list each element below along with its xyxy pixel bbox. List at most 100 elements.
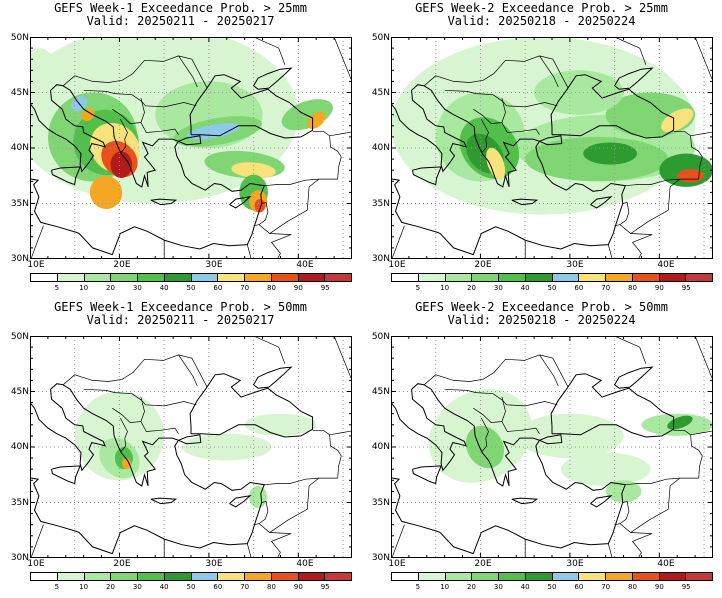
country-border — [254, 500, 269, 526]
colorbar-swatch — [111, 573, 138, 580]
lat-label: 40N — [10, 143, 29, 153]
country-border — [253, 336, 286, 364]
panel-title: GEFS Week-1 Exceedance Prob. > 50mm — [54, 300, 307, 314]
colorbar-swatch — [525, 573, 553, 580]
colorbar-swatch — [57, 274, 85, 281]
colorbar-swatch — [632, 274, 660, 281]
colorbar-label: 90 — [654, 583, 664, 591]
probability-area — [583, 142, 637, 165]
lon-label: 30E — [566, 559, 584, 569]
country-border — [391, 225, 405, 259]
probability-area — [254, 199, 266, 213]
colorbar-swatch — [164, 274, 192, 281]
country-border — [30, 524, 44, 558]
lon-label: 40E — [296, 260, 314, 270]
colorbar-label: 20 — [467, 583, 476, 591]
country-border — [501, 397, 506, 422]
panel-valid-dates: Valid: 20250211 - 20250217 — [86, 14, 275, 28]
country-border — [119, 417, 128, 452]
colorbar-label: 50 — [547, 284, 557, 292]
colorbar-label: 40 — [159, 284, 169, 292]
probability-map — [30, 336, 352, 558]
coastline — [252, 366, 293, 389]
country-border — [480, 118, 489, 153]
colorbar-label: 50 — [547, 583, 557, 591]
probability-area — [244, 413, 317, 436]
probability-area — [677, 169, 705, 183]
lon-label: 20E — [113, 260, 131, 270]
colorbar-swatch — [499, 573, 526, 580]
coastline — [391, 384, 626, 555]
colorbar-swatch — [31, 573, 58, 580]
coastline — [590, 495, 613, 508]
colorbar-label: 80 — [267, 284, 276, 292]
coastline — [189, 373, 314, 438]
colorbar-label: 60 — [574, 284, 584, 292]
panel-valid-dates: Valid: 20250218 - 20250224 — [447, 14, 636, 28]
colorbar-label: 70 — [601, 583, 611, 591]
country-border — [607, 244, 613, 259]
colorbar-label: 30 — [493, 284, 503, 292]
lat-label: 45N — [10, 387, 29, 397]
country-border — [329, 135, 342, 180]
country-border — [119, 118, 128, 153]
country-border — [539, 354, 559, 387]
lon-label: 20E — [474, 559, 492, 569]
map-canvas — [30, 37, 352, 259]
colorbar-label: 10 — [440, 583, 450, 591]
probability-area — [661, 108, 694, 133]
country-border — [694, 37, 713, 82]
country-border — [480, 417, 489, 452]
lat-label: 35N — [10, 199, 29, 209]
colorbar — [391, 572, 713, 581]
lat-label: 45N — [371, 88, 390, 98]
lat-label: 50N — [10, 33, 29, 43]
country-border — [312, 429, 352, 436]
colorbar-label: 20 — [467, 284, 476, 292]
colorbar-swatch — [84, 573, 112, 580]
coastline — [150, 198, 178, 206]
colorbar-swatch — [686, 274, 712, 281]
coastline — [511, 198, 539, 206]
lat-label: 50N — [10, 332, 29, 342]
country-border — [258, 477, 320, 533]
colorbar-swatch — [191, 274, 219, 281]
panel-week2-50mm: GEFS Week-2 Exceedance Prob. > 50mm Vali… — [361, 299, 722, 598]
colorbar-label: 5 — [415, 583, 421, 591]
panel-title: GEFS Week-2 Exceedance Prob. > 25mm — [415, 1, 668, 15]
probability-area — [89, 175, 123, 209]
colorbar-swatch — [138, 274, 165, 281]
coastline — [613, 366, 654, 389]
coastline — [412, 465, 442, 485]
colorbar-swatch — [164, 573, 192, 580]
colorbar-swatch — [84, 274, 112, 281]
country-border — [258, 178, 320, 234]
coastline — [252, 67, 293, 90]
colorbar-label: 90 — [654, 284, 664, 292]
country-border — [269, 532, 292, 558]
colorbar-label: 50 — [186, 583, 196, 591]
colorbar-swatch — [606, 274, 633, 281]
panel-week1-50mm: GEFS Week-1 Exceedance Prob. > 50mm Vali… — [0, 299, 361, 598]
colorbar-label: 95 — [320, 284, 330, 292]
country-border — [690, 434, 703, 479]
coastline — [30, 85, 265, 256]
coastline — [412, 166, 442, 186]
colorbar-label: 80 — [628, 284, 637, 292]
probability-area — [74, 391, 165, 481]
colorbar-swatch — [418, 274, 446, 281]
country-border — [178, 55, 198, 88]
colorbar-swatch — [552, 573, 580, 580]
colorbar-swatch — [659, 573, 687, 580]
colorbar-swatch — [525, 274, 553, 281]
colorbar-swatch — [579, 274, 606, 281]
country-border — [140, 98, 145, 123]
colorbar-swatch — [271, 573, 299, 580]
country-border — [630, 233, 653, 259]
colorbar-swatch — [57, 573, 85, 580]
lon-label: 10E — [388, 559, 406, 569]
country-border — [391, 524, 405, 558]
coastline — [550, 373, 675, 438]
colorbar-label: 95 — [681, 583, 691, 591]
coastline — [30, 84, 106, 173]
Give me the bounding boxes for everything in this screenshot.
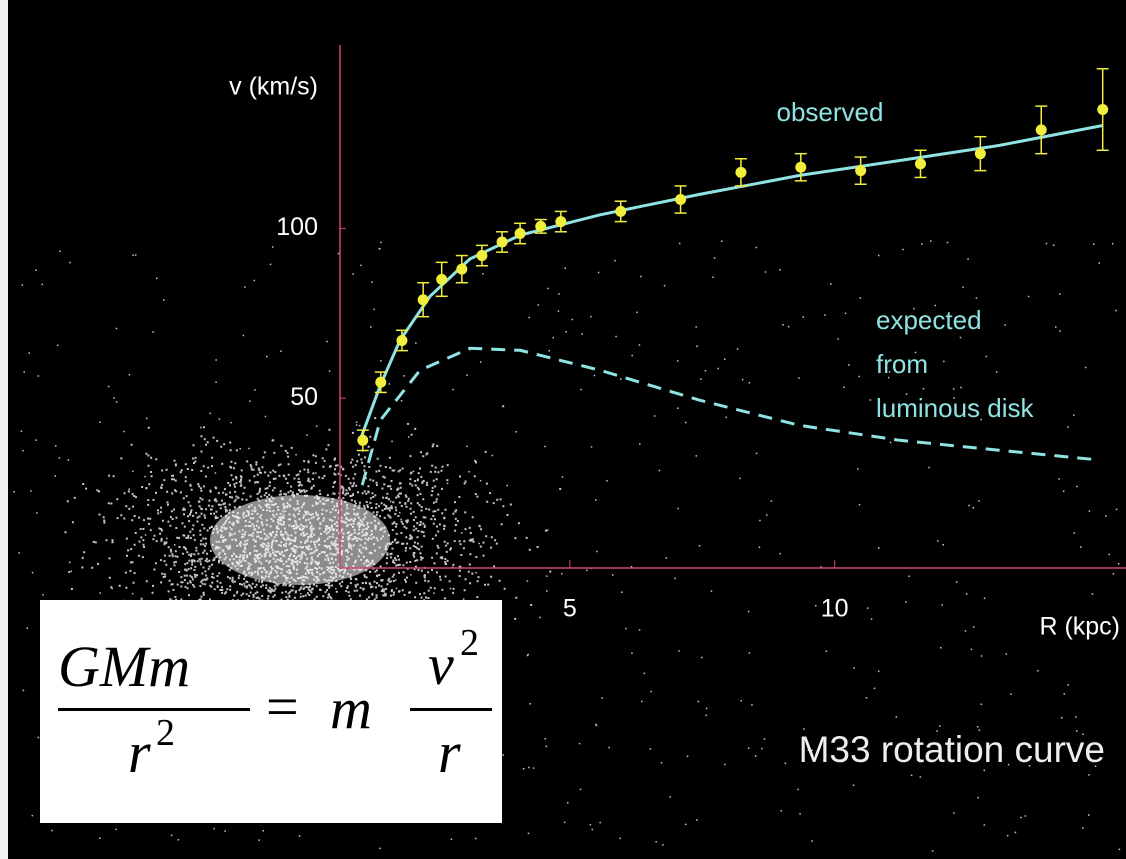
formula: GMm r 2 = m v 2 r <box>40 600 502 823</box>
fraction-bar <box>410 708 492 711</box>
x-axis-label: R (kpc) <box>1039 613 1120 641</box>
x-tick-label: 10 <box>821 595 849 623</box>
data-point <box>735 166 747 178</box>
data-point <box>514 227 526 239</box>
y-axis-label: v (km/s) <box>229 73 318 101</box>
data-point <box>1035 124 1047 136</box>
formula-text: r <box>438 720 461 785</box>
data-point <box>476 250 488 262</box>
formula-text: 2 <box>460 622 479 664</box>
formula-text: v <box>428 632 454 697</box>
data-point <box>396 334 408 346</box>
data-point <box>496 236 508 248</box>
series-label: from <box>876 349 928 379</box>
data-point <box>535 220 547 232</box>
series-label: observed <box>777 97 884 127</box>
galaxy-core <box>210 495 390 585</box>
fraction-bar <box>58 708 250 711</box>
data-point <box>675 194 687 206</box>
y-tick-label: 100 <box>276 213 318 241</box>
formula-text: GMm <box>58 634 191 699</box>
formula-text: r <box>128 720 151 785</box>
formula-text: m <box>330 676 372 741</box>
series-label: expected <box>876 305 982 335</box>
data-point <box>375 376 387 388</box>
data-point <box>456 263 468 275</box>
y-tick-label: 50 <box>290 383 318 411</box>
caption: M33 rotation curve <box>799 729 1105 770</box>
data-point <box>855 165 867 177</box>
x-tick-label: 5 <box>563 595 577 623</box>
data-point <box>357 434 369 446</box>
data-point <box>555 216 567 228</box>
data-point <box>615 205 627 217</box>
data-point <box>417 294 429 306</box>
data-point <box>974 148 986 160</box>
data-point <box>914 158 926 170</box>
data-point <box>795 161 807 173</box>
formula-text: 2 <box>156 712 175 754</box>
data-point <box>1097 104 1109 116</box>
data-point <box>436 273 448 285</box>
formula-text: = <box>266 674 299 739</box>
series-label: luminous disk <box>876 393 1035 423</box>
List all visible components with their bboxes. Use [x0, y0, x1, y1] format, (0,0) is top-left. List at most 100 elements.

==*==

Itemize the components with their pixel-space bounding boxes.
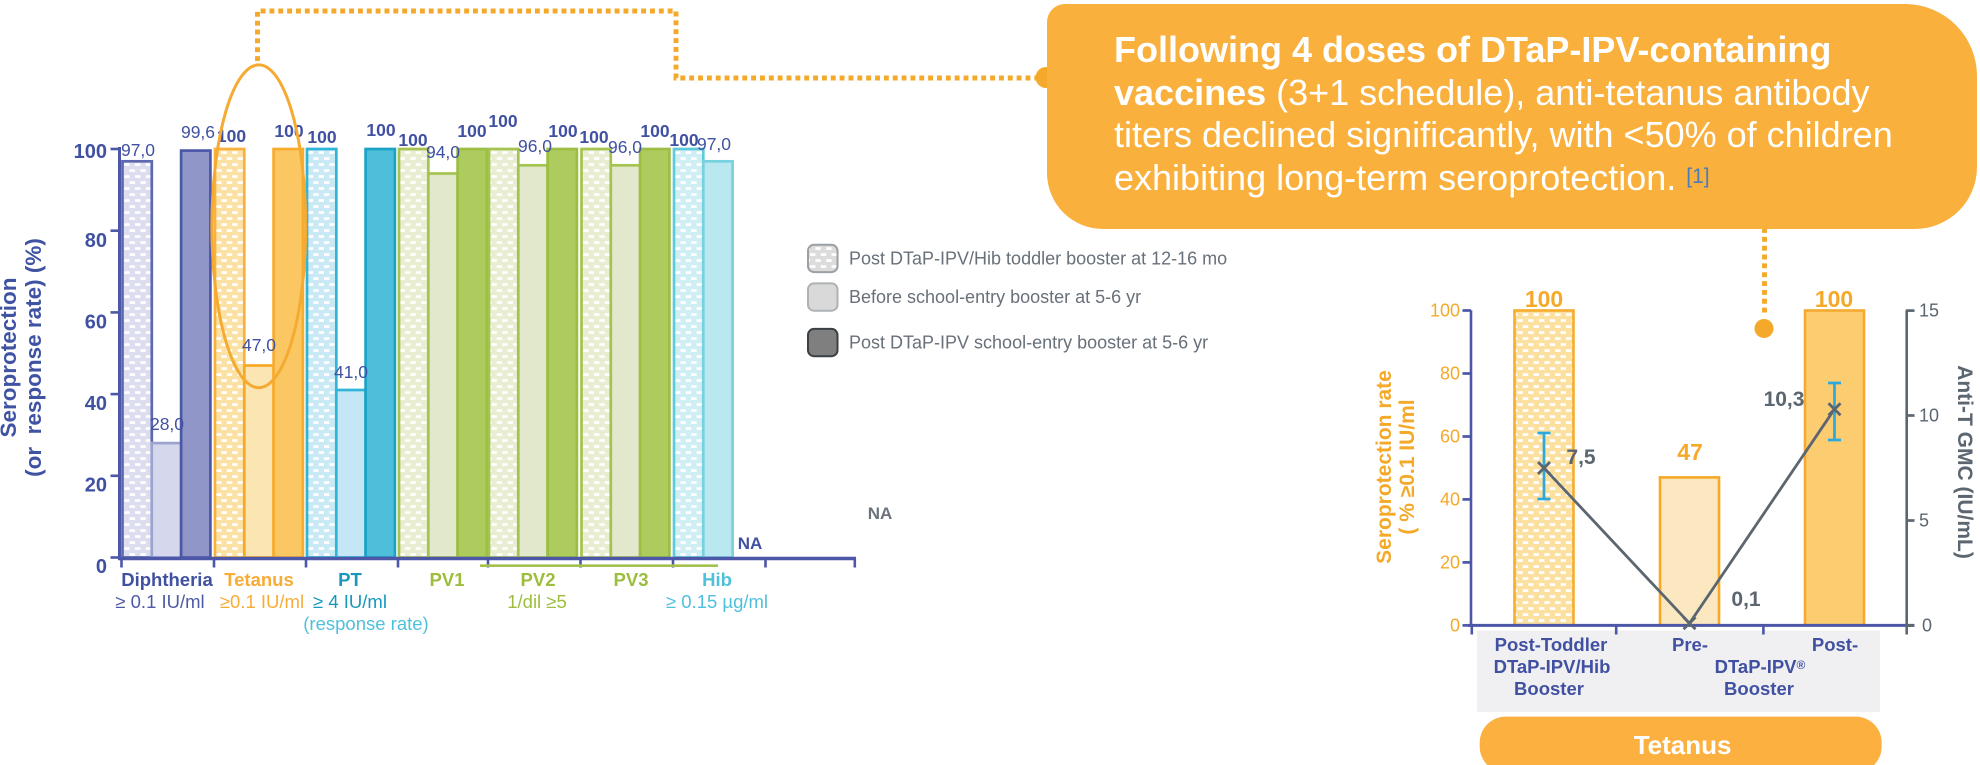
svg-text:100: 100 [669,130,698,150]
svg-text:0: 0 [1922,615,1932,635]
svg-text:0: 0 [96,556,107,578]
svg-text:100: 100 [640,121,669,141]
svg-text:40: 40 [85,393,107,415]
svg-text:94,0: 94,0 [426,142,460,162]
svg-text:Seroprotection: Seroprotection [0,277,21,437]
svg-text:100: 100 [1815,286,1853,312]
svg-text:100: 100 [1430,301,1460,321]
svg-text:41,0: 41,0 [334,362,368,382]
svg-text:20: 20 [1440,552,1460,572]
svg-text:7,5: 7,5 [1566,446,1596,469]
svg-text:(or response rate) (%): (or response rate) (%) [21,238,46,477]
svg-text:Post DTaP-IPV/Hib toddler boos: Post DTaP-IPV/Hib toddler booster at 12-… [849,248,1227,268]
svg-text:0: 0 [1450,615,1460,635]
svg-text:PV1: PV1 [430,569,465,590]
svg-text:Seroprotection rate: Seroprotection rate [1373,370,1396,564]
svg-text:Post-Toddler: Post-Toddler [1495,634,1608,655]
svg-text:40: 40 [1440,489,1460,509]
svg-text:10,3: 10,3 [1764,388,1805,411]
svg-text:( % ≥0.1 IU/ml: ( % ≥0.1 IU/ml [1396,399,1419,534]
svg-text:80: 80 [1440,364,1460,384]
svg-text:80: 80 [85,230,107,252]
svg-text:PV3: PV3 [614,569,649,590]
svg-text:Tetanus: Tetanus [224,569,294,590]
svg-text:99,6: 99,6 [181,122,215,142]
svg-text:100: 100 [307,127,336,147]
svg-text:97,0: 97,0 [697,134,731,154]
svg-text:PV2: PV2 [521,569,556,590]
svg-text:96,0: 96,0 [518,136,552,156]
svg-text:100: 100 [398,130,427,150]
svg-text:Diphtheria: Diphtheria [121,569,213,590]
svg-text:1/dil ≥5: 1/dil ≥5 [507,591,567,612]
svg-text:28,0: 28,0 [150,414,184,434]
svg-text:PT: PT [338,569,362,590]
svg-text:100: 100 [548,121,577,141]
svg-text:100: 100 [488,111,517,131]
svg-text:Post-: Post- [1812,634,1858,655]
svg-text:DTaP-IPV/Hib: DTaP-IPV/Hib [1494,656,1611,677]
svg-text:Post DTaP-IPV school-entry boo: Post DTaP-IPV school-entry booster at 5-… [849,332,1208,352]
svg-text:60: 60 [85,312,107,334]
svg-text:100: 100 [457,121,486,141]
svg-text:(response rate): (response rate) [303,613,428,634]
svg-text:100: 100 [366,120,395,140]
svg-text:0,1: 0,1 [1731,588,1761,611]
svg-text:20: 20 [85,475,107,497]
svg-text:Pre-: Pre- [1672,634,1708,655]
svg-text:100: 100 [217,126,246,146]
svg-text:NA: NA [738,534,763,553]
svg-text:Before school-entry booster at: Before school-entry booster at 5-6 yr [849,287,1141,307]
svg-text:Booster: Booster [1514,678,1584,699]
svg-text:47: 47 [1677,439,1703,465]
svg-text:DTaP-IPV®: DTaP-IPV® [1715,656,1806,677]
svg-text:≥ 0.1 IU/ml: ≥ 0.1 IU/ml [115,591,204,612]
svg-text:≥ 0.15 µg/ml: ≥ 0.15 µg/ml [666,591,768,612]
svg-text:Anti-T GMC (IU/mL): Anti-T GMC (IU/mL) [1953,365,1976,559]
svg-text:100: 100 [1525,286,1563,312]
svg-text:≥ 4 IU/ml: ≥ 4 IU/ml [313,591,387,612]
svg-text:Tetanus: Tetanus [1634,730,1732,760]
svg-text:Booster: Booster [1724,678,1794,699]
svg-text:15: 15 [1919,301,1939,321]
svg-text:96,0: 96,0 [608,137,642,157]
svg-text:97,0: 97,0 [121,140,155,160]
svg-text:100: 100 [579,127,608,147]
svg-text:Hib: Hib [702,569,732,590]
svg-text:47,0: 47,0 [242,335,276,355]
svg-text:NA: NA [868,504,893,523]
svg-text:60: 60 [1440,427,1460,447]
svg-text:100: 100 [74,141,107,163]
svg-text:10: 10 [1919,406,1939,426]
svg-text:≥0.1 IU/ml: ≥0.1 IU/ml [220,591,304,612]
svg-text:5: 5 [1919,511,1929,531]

==*==

Exercise goal: Starting at the line that has "svg-text:100: 100 [669,130,698,150]" and stopping after the line that has "svg-text:100: 100 [1430,301,1460,321]", write those lines of data out again with "Seroprotection" changed to "Immunity" and everything else left as it is.

Expected output:
svg-text:100: 100 [669,130,698,150]
svg-text:0: 0 [1922,615,1932,635]
svg-text:0: 0 [96,556,107,578]
svg-text:100: 100 [640,121,669,141]
svg-text:40: 40 [85,393,107,415]
svg-text:94,0: 94,0 [426,142,460,162]
svg-text:Immunity: Immunity [0,277,21,437]
svg-text:100: 100 [1815,286,1853,312]
svg-text:100: 100 [1430,301,1460,321]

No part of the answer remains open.